(Short problem): Copy out all lines in the data below containing the string "عنده".

Dataset records:
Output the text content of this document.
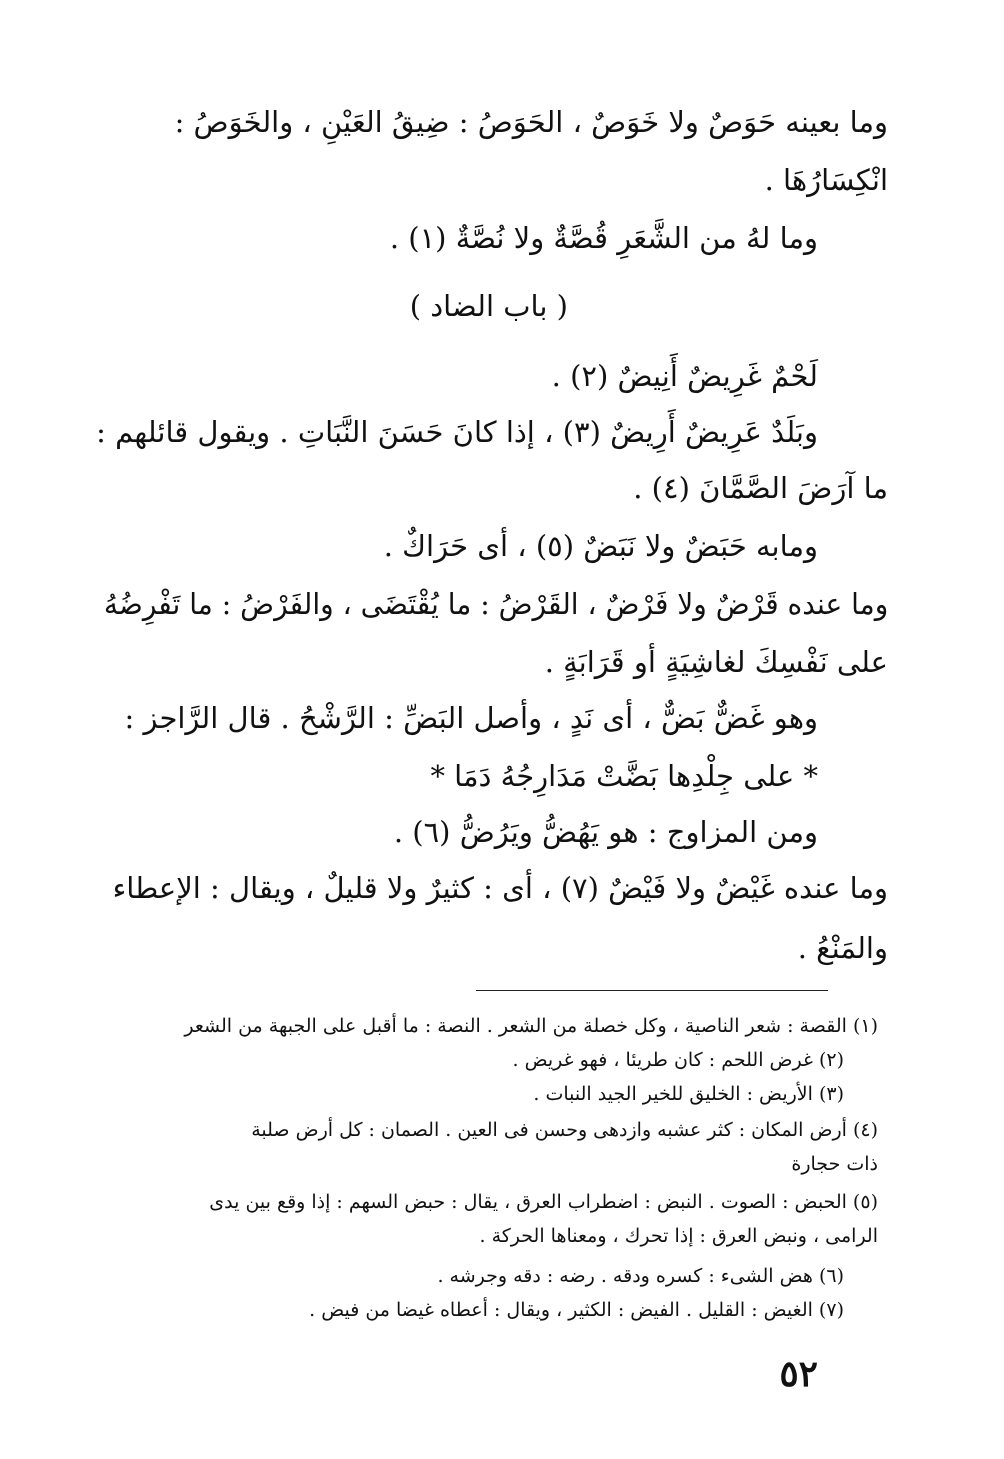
وما بعينه حَوَصٌ ولا خَوَصٌ ، الحَوَصُ : ضِيقُ العَيْنِ ، والخَوَصُ :
انْكِسَارُهَا .
وما لهُ من الشَّعَرِ قُصَّةٌ ولا نُصَّةٌ (١) .
( باب الضاد )
لَحْمٌ غَرِيضٌ أَنِيضٌ (٢) .
وبَلَدٌ عَرِيضٌ أَرِيضٌ (٣) ، إذا كانَ حَسَنَ النَّبَاتِ . ويقول قائلهم :
ما آرَضَ الصَّمَّانَ (٤) .
ومابه حَبَضٌ ولا نَبَضٌ (٥) ، أى حَرَاكٌ .
وما عنده قَرْضٌ ولا فَرْضٌ ، القَرْضُ : ما يُقْتَضَى ، والفَرْضُ : ما تَفْرِضُهُ
على نَفْسِكَ لغاشِيَةٍ أو قَرَابَةٍ .
وهو غَضٌّ بَضٌّ ، أى نَدٍ ، وأصل البَضِّ : الرَّشْحُ . قال الرَّاجز :
* على جِلْدِها بَضَّتْ مَدَارِجُهُ دَمَا *
ومن المزاوج : هو يَهُضُّ ويَرُضُّ (٦) .
وما عنده غَيْضٌ ولا فَيْضٌ (٧) ، أى : كثيرٌ ولا قليلٌ ، ويقال : الإعطاء
والمَنْعُ .
(١) القصة : شعر الناصية ، وكل خصلة من الشعر . النصة : ما أقبل على الجبهة من الشعر
(٢) غرض اللحم : كان طريئا ، فهو غريض .
(٣) الأريض : الخليق للخير الجيد النبات .
(٤) أرض المكان : كثر عشبه وازدهى وحسن فى العين . الصمان : كل أرض صلبة
ذات حجارة
(٥) الحبض : الصوت . النبض : اضطراب العرق ، يقال : حبض السهم : إذا وقع بين يدى
الرامى ، ونبض العرق : إذا تحرك ، ومعناها الحركة .
(٦) هض الشىء : كسره ودقه . رضه : دقه وجرشه .
(٧) الغيض : القليل . الفيض : الكثير ، ويقال : أعطاه غيضا من فيض .
٥٢
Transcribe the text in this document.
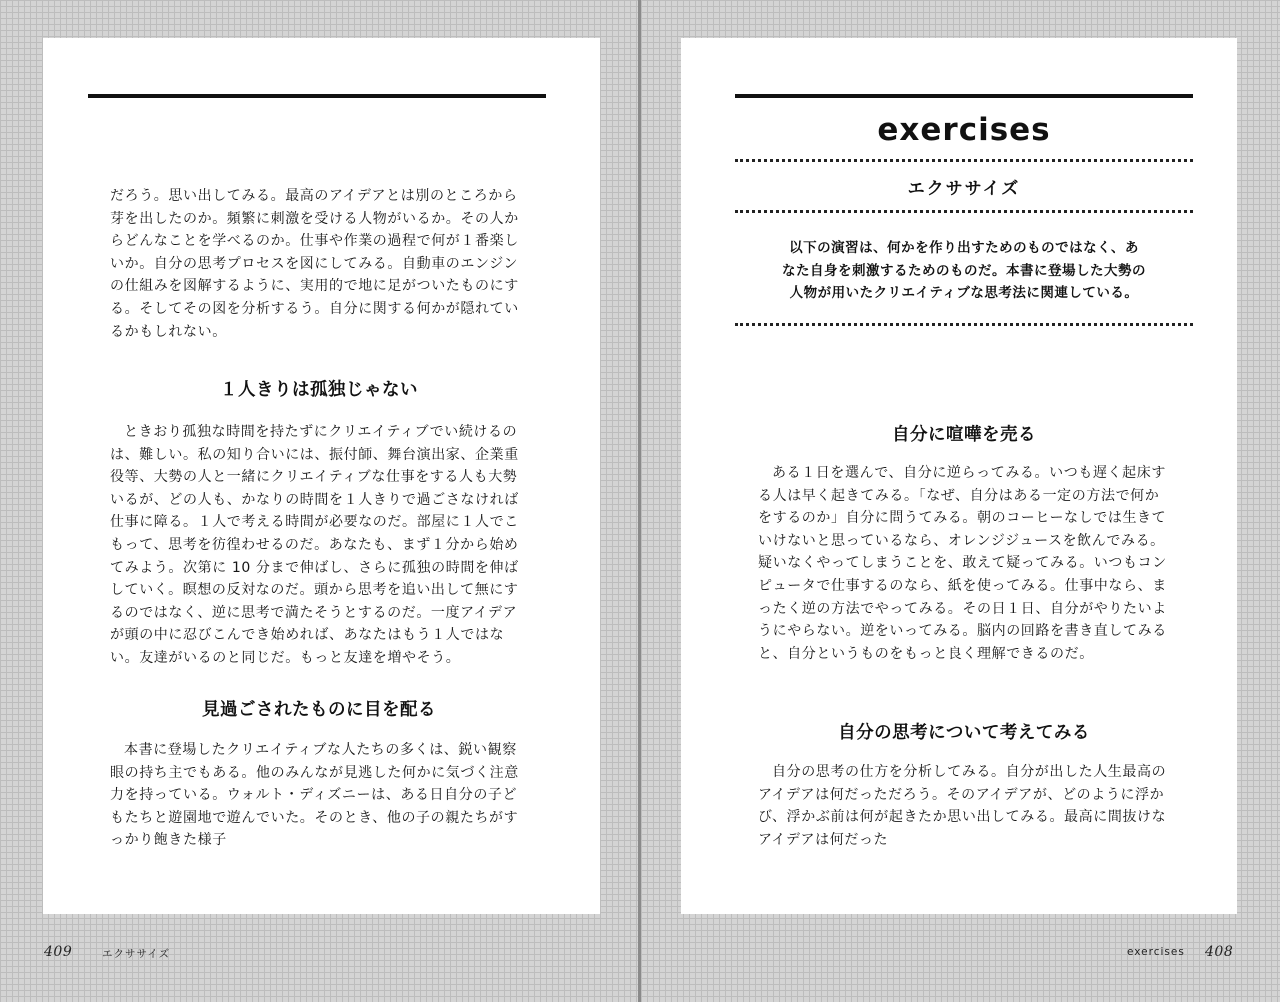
だろう。思い出してみる。最高のアイデアとは別のところから芽を出したのか。頻繁に刺激を受ける人物がいるか。その人からどんなことを学べるのか。仕事や作業の過程で何が１番楽しいか。自分の思考プロセスを図にしてみる。自動車のエンジンの仕組みを図解するように、実用的で地に足がついたものにする。そしてその図を分析するう。自分に関する何かが隠れているかもしれない。

１人きりは孤独じゃない

ときおり孤独な時間を持たずにクリエイティブでい続けるのは、難しい。私の知り合いには、振付師、舞台演出家、企業重役等、大勢の人と一緒にクリエイティブな仕事をする人も大勢いるが、どの人も、かなりの時間を１人きりで過ごさなければ仕事に障る。１人で考える時間が必要なのだ。部屋に１人でこもって、思考を彷徨わせるのだ。あなたも、まず１分から始めてみよう。次第に 10 分まで伸ばし、さらに孤独の時間を伸ばしていく。瞑想の反対なのだ。頭から思考を追い出して無にするのではなく、逆に思考で満たそうとするのだ。一度アイデアが頭の中に忍びこんでき始めれば、あなたはもう１人ではない。友達がいるのと同じだ。もっと友達を増やそう。

見過ごされたものに目を配る

本書に登場したクリエイティブな人たちの多くは、鋭い観察眼の持ち主でもある。他のみんなが見逃した何かに気づく注意力を持っている。ウォルト・ディズニーは、ある日自分の子どもたちと遊園地で遊んでいた。そのとき、他の子の親たちがすっかり飽きた様子

409	エクササイズ
exercises
エクササイズ
以下の演習は、何かを作り出すためのものではなく、あ
なた自身を刺激するためのものだ。本書に登場した大勢の
人物が用いたクリエイティブな思考法に関連している。
自分に喧嘩を売る

ある１日を選んで、自分に逆らってみる。いつも遅く起床する人は早く起きてみる。「なぜ、自分はある一定の方法で何かをするのか」自分に問うてみる。朝のコーヒーなしでは生きていけないと思っているなら、オレンジジュースを飲んでみる。疑いなくやってしまうことを、敢えて疑ってみる。いつもコンピュータで仕事するのなら、紙を使ってみる。仕事中なら、まったく逆の方法でやってみる。その日１日、自分がやりたいようにやらない。逆をいってみる。脳内の回路を書き直してみると、自分というものをもっと良く理解できるのだ。

自分の思考について考えてみる

自分の思考の仕方を分析してみる。自分が出した人生最高のアイデアは何だっただろう。そのアイデアが、どのように浮かび、浮かぶ前は何が起きたか思い出してみる。最高に間抜けなアイデアは何だった

exercises 408
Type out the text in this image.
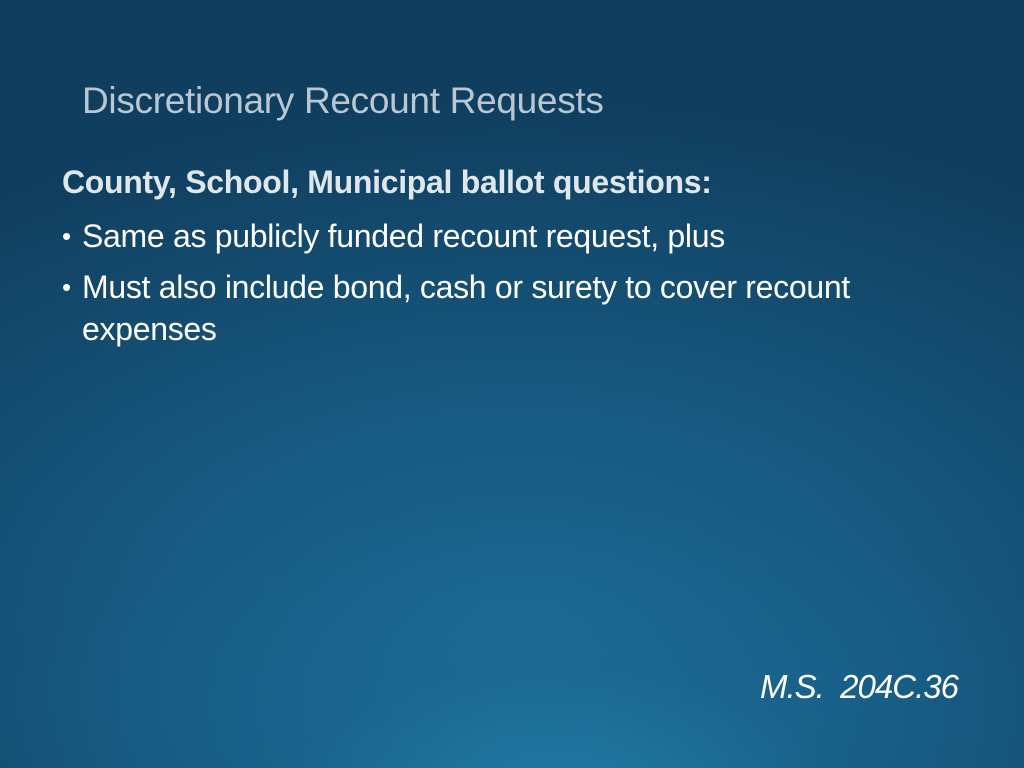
Discretionary Recount Requests
County, School, Municipal ballot questions:
• Same as publicly funded recount request, plus
• Must also include bond, cash or surety to cover recount expenses
M.S.  204C.36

(Answer to this exercise):
وما عنده قَرْضٌ ولا فَرْضٌ ، القَرْضُ : ما يُقْتَضَى ، والفَرْضُ : ما تَفْرِضُهُ
وما عنده غَيْضٌ ولا فَيْضٌ (٧) ، أى : كثيرٌ ولا قليلٌ ، ويقال : الإعطاء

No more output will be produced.